(Listes de régions et d'étiquettes)
· · · ·
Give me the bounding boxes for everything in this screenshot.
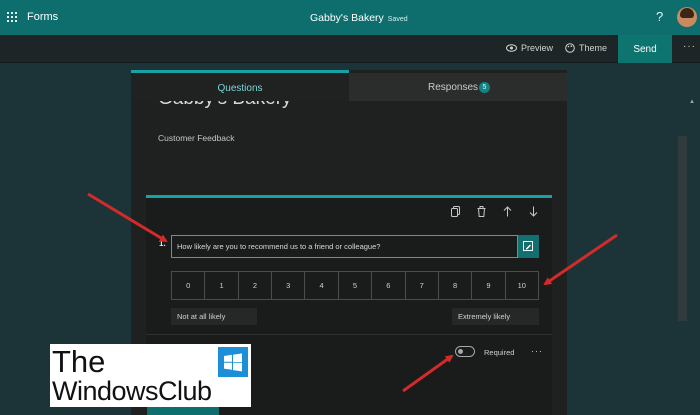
card-divider [146,334,552,335]
scale-option[interactable]: 5 [339,272,373,299]
theme-label: Theme [579,43,608,53]
theme-button[interactable]: Theme [565,43,607,53]
move-down-icon[interactable] [529,206,538,217]
palette-icon [565,43,575,53]
preview-label: Preview [521,43,554,53]
app-launcher-icon[interactable] [7,12,17,22]
delete-icon[interactable] [477,206,486,217]
form-subtitle[interactable]: Customer Feedback [158,133,235,143]
scroll-up-arrow-icon[interactable]: ▲ [689,99,695,105]
scale-option[interactable]: 6 [372,272,406,299]
scale-option[interactable]: 8 [439,272,473,299]
document-title-text: Gabby's Bakery [310,12,384,24]
add-new-button[interactable] [147,407,219,415]
scale-option[interactable]: 1 [205,272,239,299]
responses-count-badge: 5 [479,82,490,93]
watermark-logo: The WindowsClub [50,344,251,407]
scale-option[interactable]: 4 [305,272,339,299]
tab-responses[interactable]: Responses 5 [349,73,567,101]
required-toggle[interactable] [455,346,475,357]
scale-option[interactable]: 3 [272,272,306,299]
scrollbar-thumb[interactable] [678,136,687,321]
help-icon[interactable]: ? [656,9,663,24]
eye-icon [506,44,517,52]
rating-scale: 0 1 2 3 4 5 6 7 8 9 10 [171,271,539,300]
question-image-button[interactable] [518,235,539,258]
low-label-field[interactable]: Not at all likely [171,308,257,325]
top-bar: Forms Gabby's Bakery Saved ? [0,0,700,35]
scale-option[interactable]: 0 [172,272,206,299]
high-label: Extremely likely [458,312,511,321]
question-text: How likely are you to recommend us to a … [177,242,381,251]
question-more-icon[interactable]: ··· [531,346,543,356]
scale-option[interactable]: 9 [472,272,506,299]
low-label: Not at all likely [177,312,226,321]
windows-logo-icon [218,347,248,377]
watermark-line1: The [52,344,106,379]
required-label: Required [484,348,515,357]
send-button[interactable]: Send [618,35,672,63]
tab-questions-label: Questions [217,83,263,94]
scale-option[interactable]: 2 [239,272,273,299]
watermark-line2: WindowsClub [52,376,212,406]
app-name[interactable]: Forms [27,11,58,23]
scale-option[interactable]: 10 [506,272,538,299]
question-text-input[interactable]: How likely are you to recommend us to a … [171,235,518,258]
insert-media-icon [523,241,533,251]
preview-button[interactable]: Preview [506,43,553,53]
tab-responses-label: Responses [428,82,479,93]
move-up-icon[interactable] [503,206,512,217]
tab-questions[interactable]: Questions [131,70,349,101]
scale-option[interactable]: 7 [406,272,439,299]
document-title: Gabby's Bakery Saved [310,12,408,24]
copy-icon[interactable] [451,206,460,217]
more-options-icon[interactable]: ··· [683,41,696,52]
high-label-field[interactable]: Extremely likely [452,308,539,325]
avatar[interactable] [677,7,697,27]
question-number: 1. [159,239,166,248]
save-status: Saved [387,16,408,23]
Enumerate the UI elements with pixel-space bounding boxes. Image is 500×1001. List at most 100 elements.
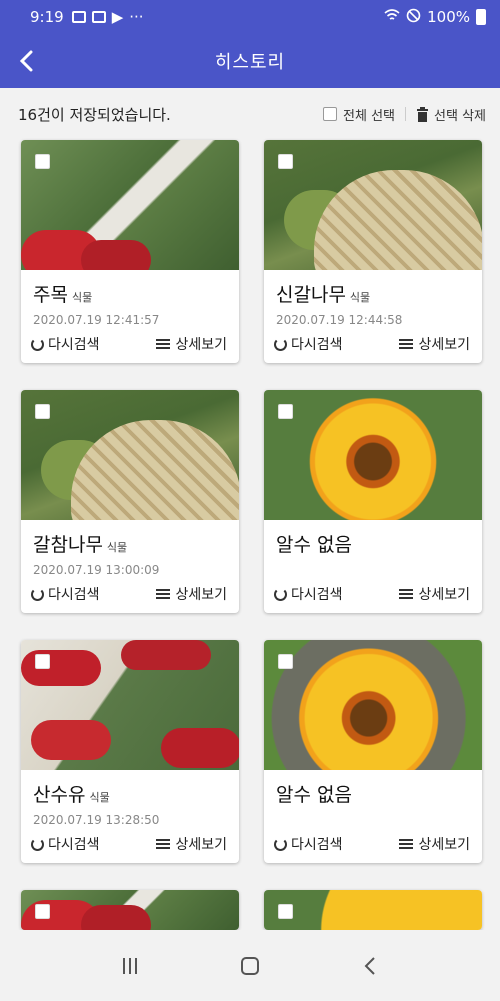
refresh-icon [274,837,287,851]
history-card[interactable]: 알수 없음 다시검색 상세보기 [264,390,482,613]
history-toolbar: 16건이 저장되었습니다. 전체 선택 선택 삭제 [0,88,500,140]
card-name: 주목 [33,284,68,306]
history-card[interactable]: 갈참나무 식물 2020.07.19 13:00:09 다시검색 상세보기 [21,390,239,613]
detail-button[interactable]: 상세보기 [156,334,227,354]
history-card[interactable]: 주목 식물 2020.07.19 12:41:57 다시검색 상세보기 [21,140,239,363]
refresh-icon [274,587,287,601]
card-image [264,890,482,930]
history-card-partial[interactable] [21,890,239,930]
history-card[interactable]: 알수 없음 다시검색 상세보기 [264,640,482,863]
battery-text: 100% [427,8,470,26]
detail-button[interactable]: 상세보기 [399,334,470,354]
card-checkbox[interactable] [35,404,50,419]
menu-icon [399,339,414,349]
card-checkbox[interactable] [35,654,50,669]
refresh-icon [31,587,44,601]
card-image [21,390,239,520]
recent-apps-icon [123,957,137,974]
card-image [21,140,239,270]
research-button[interactable]: 다시검색 [31,584,100,604]
menu-icon [399,839,414,849]
card-category: 식물 [89,791,110,804]
status-bar: 9:19 ▶ ··· 100% [0,0,500,34]
notification-icons: ▶ ··· [71,8,144,26]
history-card[interactable]: 산수유 식물 2020.07.19 13:28:50 다시검색 상세보기 [21,640,239,863]
research-button[interactable]: 다시검색 [31,334,100,354]
history-card-partial[interactable] [264,890,482,930]
toolbar-divider [405,107,407,121]
research-button[interactable]: 다시검색 [274,334,343,354]
card-checkbox[interactable] [35,904,50,919]
app-bar: 히스토리 [0,34,500,88]
refresh-icon [31,837,44,851]
card-name: 갈참나무 [33,534,103,556]
research-button[interactable]: 다시검색 [31,834,100,854]
card-name: 산수유 [33,784,86,806]
detail-button[interactable]: 상세보기 [399,584,470,604]
detail-button[interactable]: 상세보기 [156,834,227,854]
card-checkbox[interactable] [278,404,293,419]
research-label: 다시검색 [48,587,100,603]
research-button[interactable]: 다시검색 [274,584,343,604]
detail-label: 상세보기 [418,587,470,603]
home-icon [241,956,259,975]
back-button[interactable] [8,42,46,80]
card-category: 식물 [349,291,371,304]
delete-selected-label: 선택 삭제 [434,108,486,124]
detail-label: 상세보기 [418,837,470,853]
history-card[interactable]: 신갈나무 식물 2020.07.19 12:44:58 다시검색 상세보기 [264,140,482,363]
page-title: 히스토리 [214,52,286,73]
system-back-button[interactable] [350,946,390,986]
select-all-checkbox[interactable] [323,107,338,121]
research-label: 다시검색 [48,837,100,853]
menu-icon [156,839,171,849]
system-nav-bar [0,930,500,1001]
card-checkbox[interactable] [278,654,293,669]
card-name: 알수 없음 [276,534,352,556]
detail-label: 상세보기 [175,587,227,603]
card-image [264,390,482,520]
select-all-button[interactable]: 전체 선택 [323,105,395,124]
menu-icon [156,589,171,599]
detail-button[interactable]: 상세보기 [156,584,227,604]
research-label: 다시검색 [291,837,343,853]
home-button[interactable] [230,946,270,986]
card-image [21,640,239,770]
card-category: 식물 [71,291,93,304]
card-name: 알수 없음 [276,784,352,806]
research-label: 다시검색 [291,587,343,603]
card-name: 신갈나무 [276,284,346,306]
detail-label: 상세보기 [418,337,470,353]
select-all-label: 전체 선택 [343,108,396,124]
play-notification-icon: ▶ [111,8,124,26]
saved-count-text: 16건이 저장되었습니다. [18,105,171,124]
card-image [21,890,239,930]
research-button[interactable]: 다시검색 [274,834,343,854]
research-label: 다시검색 [48,337,100,353]
research-label: 다시검색 [291,337,343,353]
refresh-icon [31,337,44,351]
card-category: 식물 [106,541,128,554]
wifi-icon [384,8,400,26]
card-checkbox[interactable] [278,904,293,919]
recent-apps-button[interactable] [110,946,150,986]
trash-icon [417,106,429,122]
back-chevron-icon [364,956,375,975]
dnd-icon [406,8,421,27]
battery-icon [476,9,486,25]
gallery-notification-icon [71,11,86,23]
detail-label: 상세보기 [175,837,227,853]
card-checkbox[interactable] [278,154,293,169]
delete-selected-button[interactable]: 선택 삭제 [416,105,486,124]
more-notifications-icon: ··· [129,8,144,26]
mail-notification-icon [91,11,106,23]
card-image [264,640,482,770]
detail-button[interactable]: 상세보기 [399,834,470,854]
refresh-icon [274,337,287,351]
card-checkbox[interactable] [35,154,50,169]
menu-icon [156,339,171,349]
detail-label: 상세보기 [175,337,227,353]
chevron-left-icon [19,50,33,72]
status-time: 9:19 [30,8,64,26]
menu-icon [399,589,414,599]
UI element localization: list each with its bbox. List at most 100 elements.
· · · ·
### CONSIGNE
Convertissez en tableau Markdown le passage allant de la ligne contenant « card-divider [146,334,552,335] » jusqu'à la ligne contenant « add-new-button[interactable] [147,407,219,415] », ces deux lignes comprises, avec une colonne « N° » pour le numéro de rang et une colonne « Ligne » pour le texte de la ligne. Omettez les lignes vides.

### RÉSULTAT OBTENU
| N° | Ligne |
|---|---|
| 1 | card-divider [146,334,552,335] |
| 2 | scale-option[interactable]: 5 [339,272,373,299] |
| 3 | theme-label: Theme [579,43,608,53] |
| 4 | theme-button[interactable]: Theme [565,43,607,53] |
| 5 | move-down-icon[interactable] [529,206,538,217] |
| 6 | palette-icon [565,43,575,53] |
| 7 | preview-label: Preview [521,43,554,53] |
| 8 | app-launcher-icon[interactable] [7,12,17,22] |
| 9 | delete-icon[interactable] [477,206,486,217] |
| 10 | form-subtitle[interactable]: Customer Feedback [158,133,235,143] |
| 11 | scroll-up-arrow-icon[interactable]: ▲ [689,99,695,105] |
| 12 | scale-option[interactable]: 6 [372,272,406,299] |
| 13 | scale-option[interactable]: 8 [439,272,473,299] |
| 14 | document-title-text: Gabby's Bakery [310,12,384,24] |
| 15 | add-new-button[interactable] [147,407,219,415] |